CHALLENGE: Reproduce the entries in full, with no changes.
— begin —
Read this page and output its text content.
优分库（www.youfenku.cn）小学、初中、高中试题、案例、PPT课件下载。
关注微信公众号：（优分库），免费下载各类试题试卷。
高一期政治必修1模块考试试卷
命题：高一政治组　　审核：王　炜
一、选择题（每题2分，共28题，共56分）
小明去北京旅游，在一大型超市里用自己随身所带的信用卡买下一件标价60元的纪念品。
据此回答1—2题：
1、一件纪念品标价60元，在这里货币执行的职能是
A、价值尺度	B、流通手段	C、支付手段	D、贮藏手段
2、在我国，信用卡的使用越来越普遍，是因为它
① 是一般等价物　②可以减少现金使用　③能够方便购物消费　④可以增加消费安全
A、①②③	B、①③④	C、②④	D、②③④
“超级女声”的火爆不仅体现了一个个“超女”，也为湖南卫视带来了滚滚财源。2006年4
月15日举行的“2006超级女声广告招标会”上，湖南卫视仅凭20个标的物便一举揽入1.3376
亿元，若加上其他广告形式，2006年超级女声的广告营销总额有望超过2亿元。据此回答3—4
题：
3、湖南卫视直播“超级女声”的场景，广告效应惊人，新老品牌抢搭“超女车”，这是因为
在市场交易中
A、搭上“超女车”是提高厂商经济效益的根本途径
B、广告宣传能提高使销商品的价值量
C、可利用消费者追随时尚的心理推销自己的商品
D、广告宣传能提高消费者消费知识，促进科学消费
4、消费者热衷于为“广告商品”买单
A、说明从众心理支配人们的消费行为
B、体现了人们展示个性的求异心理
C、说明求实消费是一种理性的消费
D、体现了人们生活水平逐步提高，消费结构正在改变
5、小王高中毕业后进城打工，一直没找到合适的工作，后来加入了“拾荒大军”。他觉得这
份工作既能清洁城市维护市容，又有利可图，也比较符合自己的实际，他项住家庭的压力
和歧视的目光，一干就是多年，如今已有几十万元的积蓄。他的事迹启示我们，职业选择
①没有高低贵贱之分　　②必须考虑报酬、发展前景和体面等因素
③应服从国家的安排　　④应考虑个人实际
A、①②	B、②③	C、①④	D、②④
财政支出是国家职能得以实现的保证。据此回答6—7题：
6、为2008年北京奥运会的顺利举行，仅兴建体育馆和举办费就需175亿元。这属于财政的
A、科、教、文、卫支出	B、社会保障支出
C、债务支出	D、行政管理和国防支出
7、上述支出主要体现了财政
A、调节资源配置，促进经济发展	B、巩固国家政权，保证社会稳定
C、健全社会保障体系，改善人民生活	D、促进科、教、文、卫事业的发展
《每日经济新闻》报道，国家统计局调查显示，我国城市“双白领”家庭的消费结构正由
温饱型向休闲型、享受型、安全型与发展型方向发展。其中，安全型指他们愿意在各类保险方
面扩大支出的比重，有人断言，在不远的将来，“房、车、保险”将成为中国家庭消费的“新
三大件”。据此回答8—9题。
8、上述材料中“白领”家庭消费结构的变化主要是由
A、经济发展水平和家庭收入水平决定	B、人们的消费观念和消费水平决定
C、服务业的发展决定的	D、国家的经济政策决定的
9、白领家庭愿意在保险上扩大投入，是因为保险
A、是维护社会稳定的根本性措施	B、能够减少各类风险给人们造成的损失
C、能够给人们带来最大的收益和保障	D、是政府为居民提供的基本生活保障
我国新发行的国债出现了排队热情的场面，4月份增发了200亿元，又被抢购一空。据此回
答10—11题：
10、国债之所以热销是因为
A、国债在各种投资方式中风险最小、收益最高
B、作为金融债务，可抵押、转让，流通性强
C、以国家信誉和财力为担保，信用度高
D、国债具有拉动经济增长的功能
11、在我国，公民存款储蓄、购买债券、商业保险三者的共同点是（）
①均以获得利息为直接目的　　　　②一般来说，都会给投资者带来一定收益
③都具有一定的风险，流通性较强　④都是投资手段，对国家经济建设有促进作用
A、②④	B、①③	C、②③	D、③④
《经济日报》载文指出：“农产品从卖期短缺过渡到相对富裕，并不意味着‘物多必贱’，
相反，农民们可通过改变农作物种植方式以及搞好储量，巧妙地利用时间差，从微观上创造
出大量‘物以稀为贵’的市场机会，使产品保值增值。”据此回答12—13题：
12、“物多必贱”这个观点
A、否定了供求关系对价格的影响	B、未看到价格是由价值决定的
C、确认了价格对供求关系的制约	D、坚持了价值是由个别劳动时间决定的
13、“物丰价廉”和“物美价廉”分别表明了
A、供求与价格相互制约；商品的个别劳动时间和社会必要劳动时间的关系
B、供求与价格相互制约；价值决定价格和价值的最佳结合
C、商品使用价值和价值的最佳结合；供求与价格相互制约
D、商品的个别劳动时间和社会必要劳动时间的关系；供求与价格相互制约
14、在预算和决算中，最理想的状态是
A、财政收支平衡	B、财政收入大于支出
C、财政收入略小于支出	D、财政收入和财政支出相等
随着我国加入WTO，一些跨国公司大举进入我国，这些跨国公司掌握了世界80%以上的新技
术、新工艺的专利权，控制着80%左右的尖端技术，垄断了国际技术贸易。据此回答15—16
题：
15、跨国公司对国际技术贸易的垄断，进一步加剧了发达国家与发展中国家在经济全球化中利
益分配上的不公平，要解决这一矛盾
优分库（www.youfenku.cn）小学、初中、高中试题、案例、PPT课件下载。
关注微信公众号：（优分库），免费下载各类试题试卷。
— end —
EXERCISE SOLUTION:
Read this page and output its text content.
优分库（www.youfenku.cn）小学、初中、高中试题、案例、PPT课件下载。
关注微信公众号：（优分库），免费下载各类试题试卷。
高一期政治必修1模块考试试卷
命题：高一政治组　　审核：王　炜
一、选择题（每题2分，共28题，共56分）
小明去北京旅游，在一大型超市里用自己随身所带的信用卡买下一件标价60元的纪念品。
据此回答1—2题：
1、一件纪念品标价60元，在这里货币执行的职能是
A、价值尺度	B、流通手段	C、支付手段	D、贮藏手段
2、在我国，信用卡的使用越来越普遍，是因为它
① 是一般等价物　②可以减少现金使用　③能够方便购物消费　④可以增加消费安全
A、①②③	B、①③④	C、②④	D、②③④
“超级女声”的火爆不仅体现了一个个“超女”，也为湖南卫视带来了滚滚财源。2006年4
月15日举行的“2006超级女声广告招标会”上，湖南卫视仅凭20个标的物便一举揽入1.3376
亿元，若加上其他广告形式，2006年超级女声的广告营销总额有望超过2亿元。据此回答3—4
题：
3、湖南卫视直播“超级女声”的场景，广告效应惊人，新老品牌抢搭“超女车”，这是因为
在市场交易中
A、搭上“超女车”是提高厂商经济效益的根本途径
B、广告宣传能提高使销商品的价值量
C、可利用消费者追随时尚的心理推销自己的商品
D、广告宣传能提高消费者消费知识，促进科学消费
4、消费者热衷于为“广告商品”买单
A、说明从众心理支配人们的消费行为
B、体现了人们展示个性的求异心理
C、说明求实消费是一种理性的消费
D、体现了人们生活水平逐步提高，消费结构正在改变
5、小王高中毕业后进城打工，一直没找到合适的工作，后来加入了“拾荒大军”。他觉得这
份工作既能清洁城市维护市容，又有利可图，也比较符合自己的实际，他项住家庭的压力
和歧视的目光，一干就是多年，如今已有几十万元的积蓄。他的事迹启示我们，职业选择
①没有高低贵贱之分　　②必须考虑报酬、发展前景和体面等因素
③应服从国家的安排　　④应考虑个人实际
A、①②	B、②③	C、①④	D、②④
财政支出是国家职能得以实现的保证。据此回答6—7题：
6、为2008年北京奥运会的顺利举行，仅兴建体育馆和举办费就需175亿元。这属于财政的
A、科、教、文、卫支出	B、社会保障支出
C、债务支出	D、行政管理和国防支出
7、上述支出主要体现了财政
A、调节资源配置，促进经济发展	B、巩固国家政权，保证社会稳定
C、健全社会保障体系，改善人民生活	D、促进科、教、文、卫事业的发展
《每日经济新闻》报道，国家统计局调查显示，我国城市“双白领”家庭的消费结构正由
温饱型向休闲型、享受型、安全型与发展型方向发展。其中，安全型指他们愿意在各类保险方
面扩大支出的比重，有人断言，在不远的将来，“房、车、保险”将成为中国家庭消费的“新
三大件”。据此回答8—9题。
8、上述材料中“白领”家庭消费结构的变化主要是由
A、经济发展水平和家庭收入水平决定	B、人们的消费观念和消费水平决定
C、服务业的发展决定的	D、国家的经济政策决定的
9、白领家庭愿意在保险上扩大投入，是因为保险
A、是维护社会稳定的根本性措施	B、能够减少各类风险给人们造成的损失
C、能够给人们带来最大的收益和保障	D、是政府为居民提供的基本生活保障
我国新发行的国债出现了排队热情的场面，4月份增发了200亿元，又被抢购一空。据此回
答10—11题：
10、国债之所以热销是因为
A、国债在各种投资方式中风险最小、收益最高
B、作为金融债务，可抵押、转让，流通性强
C、以国家信誉和财力为担保，信用度高
D、国债具有拉动经济增长的功能
11、在我国，公民存款储蓄、购买债券、商业保险三者的共同点是（）
①均以获得利息为直接目的　　　　②一般来说，都会给投资者带来一定收益
③都具有一定的风险，流通性较强　④都是投资手段，对国家经济建设有促进作用
A、②④	B、①③	C、②③	D、③④
《经济日报》载文指出：“农产品从卖期短缺过渡到相对富裕，并不意味着‘物多必贱’，
相反，农民们可通过改变农作物种植方式以及搞好储量，巧妙地利用时间差，从微观上创造
出大量‘物以稀为贵’的市场机会，使产品保值增值。”据此回答12—13题：
12、“物多必贱”这个观点
A、否定了供求关系对价格的影响	B、未看到价格是由价值决定的
C、确认了价格对供求关系的制约	D、坚持了价值是由个别劳动时间决定的
13、“物丰价廉”和“物美价廉”分别表明了
A、供求与价格相互制约；商品的个别劳动时间和社会必要劳动时间的关系
B、供求与价格相互制约；价值决定价格和价值的最佳结合
C、商品使用价值和价值的最佳结合；供求与价格相互制约
D、商品的个别劳动时间和社会必要劳动时间的关系；供求与价格相互制约
14、在预算和决算中，最理想的状态是
A、财政收支平衡	B、财政收入大于支出
C、财政收入略小于支出	D、财政收入和财政支出相等
随着我国加入WTO，一些跨国公司大举进入我国，这些跨国公司掌握了世界80%以上的新技
术、新工艺的专利权，控制着80%左右的尖端技术，垄断了国际技术贸易。据此回答15—16
题：
15、跨国公司对国际技术贸易的垄断，进一步加剧了发达国家与发展中国家在经济全球化中利
益分配上的不公平，要解决这一矛盾
优分库（www.youfenku.cn）小学、初中、高中试题、案例、PPT课件下载。
关注微信公众号：（优分库），免费下载各类试题试卷。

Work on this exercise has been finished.